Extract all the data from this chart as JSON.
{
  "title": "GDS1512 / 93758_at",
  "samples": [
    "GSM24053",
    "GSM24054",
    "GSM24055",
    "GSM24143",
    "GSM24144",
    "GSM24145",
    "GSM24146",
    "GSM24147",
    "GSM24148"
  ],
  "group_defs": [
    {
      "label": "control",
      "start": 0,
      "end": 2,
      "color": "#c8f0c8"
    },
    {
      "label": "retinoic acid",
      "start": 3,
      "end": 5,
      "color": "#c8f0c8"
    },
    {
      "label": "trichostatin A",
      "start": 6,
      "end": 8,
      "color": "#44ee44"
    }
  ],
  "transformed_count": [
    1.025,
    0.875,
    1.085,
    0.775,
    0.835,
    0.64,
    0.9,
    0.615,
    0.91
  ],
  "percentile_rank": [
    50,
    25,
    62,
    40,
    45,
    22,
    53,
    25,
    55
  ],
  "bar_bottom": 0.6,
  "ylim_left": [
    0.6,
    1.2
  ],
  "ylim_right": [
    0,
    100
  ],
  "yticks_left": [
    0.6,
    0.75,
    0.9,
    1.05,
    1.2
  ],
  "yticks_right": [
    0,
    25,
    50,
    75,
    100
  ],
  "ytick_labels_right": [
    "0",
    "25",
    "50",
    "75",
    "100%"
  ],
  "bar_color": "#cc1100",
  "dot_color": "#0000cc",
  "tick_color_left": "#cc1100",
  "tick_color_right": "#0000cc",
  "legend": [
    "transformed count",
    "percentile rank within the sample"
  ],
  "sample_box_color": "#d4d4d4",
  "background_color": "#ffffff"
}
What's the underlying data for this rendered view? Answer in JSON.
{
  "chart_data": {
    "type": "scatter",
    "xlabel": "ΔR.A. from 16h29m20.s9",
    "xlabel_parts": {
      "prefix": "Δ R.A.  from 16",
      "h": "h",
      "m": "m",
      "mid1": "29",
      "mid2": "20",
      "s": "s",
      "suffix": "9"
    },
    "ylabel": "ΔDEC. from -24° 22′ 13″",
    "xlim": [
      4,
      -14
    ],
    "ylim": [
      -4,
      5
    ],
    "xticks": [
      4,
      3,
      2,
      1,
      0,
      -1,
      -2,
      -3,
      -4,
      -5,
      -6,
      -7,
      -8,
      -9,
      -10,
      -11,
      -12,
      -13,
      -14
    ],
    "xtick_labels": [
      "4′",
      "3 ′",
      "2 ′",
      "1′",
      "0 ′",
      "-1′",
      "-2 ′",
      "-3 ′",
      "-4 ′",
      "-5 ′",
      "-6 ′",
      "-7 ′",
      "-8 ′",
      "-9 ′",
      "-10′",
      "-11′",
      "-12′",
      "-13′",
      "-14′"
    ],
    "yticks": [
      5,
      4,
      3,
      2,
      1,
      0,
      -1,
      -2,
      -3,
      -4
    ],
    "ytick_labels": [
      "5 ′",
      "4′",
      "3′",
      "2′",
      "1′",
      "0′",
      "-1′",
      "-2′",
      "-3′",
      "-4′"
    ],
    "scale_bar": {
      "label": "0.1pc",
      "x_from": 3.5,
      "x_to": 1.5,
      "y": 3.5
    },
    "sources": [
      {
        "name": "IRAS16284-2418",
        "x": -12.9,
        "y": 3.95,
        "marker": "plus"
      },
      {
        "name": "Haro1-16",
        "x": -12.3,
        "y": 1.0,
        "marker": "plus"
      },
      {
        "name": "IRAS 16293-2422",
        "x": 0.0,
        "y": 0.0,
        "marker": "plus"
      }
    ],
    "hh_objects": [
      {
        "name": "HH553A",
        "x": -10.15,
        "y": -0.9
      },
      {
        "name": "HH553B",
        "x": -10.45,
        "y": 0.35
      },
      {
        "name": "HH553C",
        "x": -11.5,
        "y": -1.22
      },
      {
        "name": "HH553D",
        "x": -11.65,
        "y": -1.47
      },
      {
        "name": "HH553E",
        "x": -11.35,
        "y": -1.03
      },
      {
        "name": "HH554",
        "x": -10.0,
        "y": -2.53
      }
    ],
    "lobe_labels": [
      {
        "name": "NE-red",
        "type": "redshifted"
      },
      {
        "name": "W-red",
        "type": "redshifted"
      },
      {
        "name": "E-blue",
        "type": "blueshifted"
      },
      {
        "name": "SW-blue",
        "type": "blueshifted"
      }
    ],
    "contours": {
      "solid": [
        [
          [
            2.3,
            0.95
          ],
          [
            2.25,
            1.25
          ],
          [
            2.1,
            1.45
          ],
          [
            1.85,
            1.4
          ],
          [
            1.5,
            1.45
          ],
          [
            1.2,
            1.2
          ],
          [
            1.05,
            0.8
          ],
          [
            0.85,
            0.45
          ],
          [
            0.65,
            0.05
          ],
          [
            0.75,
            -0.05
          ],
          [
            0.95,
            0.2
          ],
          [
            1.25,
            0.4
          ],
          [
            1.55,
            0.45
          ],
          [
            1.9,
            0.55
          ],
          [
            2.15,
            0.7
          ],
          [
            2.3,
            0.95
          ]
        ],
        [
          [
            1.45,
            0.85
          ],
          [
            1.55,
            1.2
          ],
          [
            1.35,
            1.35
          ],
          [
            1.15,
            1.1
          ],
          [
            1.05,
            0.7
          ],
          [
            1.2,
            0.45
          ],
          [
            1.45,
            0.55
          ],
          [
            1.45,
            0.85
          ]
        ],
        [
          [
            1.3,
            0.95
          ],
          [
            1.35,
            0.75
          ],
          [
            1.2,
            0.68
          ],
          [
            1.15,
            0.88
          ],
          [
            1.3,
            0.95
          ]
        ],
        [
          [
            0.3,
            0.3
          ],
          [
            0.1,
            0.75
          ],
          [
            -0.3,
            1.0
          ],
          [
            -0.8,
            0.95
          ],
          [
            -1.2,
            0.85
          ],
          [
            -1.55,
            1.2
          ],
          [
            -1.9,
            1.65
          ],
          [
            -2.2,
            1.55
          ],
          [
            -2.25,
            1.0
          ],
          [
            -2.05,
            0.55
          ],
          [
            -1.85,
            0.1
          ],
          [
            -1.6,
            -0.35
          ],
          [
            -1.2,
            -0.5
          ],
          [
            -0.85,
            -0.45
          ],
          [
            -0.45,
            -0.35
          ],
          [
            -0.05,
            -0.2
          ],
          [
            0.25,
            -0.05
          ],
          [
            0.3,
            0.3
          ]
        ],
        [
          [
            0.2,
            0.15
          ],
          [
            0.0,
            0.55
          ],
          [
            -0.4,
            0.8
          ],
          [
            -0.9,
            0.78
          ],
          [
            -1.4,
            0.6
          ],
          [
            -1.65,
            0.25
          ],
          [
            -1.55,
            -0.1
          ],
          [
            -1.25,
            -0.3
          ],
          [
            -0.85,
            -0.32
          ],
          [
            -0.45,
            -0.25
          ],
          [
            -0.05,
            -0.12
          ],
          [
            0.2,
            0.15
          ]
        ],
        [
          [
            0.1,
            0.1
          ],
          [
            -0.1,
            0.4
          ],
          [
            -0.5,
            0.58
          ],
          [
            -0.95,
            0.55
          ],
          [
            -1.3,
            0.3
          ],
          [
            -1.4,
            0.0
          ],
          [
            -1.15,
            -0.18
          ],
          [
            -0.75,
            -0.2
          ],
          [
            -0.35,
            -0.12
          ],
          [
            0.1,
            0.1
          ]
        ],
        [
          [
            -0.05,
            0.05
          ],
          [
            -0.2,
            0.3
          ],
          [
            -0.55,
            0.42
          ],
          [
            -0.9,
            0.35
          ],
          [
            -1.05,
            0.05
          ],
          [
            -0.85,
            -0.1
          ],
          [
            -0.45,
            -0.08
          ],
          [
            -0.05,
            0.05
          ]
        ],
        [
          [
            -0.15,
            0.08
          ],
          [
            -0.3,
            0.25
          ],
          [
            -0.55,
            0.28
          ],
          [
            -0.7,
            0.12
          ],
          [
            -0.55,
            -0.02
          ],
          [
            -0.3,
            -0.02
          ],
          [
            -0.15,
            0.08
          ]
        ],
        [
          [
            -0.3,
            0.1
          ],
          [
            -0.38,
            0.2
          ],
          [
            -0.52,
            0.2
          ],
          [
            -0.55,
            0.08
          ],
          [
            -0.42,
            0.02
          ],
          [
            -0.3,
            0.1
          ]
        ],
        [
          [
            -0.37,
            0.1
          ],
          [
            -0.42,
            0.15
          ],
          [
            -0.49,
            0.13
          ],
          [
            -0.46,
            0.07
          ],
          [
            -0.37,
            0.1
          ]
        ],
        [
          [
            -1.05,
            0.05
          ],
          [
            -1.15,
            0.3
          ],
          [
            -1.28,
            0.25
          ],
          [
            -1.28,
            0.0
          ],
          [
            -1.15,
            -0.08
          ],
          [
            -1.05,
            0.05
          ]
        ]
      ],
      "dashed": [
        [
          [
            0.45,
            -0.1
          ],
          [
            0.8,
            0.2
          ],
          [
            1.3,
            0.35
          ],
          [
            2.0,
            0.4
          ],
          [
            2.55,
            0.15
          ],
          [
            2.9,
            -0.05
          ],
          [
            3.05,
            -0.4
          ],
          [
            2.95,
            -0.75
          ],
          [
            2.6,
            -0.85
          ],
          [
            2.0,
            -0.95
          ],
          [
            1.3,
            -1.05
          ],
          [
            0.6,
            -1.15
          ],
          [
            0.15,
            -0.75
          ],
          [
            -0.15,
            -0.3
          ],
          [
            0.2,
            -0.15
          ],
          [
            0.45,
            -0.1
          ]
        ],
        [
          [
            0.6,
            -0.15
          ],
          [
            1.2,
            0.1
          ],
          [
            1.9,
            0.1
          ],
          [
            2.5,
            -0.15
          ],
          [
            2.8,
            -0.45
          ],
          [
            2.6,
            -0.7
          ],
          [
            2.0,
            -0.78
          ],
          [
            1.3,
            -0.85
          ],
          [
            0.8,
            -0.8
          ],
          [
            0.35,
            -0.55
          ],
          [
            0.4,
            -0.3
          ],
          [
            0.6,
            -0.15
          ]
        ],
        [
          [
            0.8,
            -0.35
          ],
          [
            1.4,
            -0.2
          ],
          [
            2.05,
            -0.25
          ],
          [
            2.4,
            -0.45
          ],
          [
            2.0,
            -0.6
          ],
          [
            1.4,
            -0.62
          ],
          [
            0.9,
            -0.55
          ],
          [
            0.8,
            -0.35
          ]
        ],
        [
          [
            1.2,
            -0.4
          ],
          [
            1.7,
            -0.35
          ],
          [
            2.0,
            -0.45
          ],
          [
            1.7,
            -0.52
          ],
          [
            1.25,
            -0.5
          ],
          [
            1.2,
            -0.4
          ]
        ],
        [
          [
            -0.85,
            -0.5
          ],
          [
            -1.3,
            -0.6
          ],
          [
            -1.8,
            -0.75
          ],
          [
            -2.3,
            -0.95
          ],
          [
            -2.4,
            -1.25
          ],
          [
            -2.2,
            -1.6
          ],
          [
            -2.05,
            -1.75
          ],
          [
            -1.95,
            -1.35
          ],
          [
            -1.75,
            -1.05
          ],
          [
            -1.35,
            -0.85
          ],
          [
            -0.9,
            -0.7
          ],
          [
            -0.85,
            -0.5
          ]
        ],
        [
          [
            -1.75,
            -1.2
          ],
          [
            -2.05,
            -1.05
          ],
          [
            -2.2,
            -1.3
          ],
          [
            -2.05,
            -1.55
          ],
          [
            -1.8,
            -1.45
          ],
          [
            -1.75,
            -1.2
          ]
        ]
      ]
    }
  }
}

Problem to solve
How many lines of the records contain the string "this"? Respond with the number alone.

Expected output
2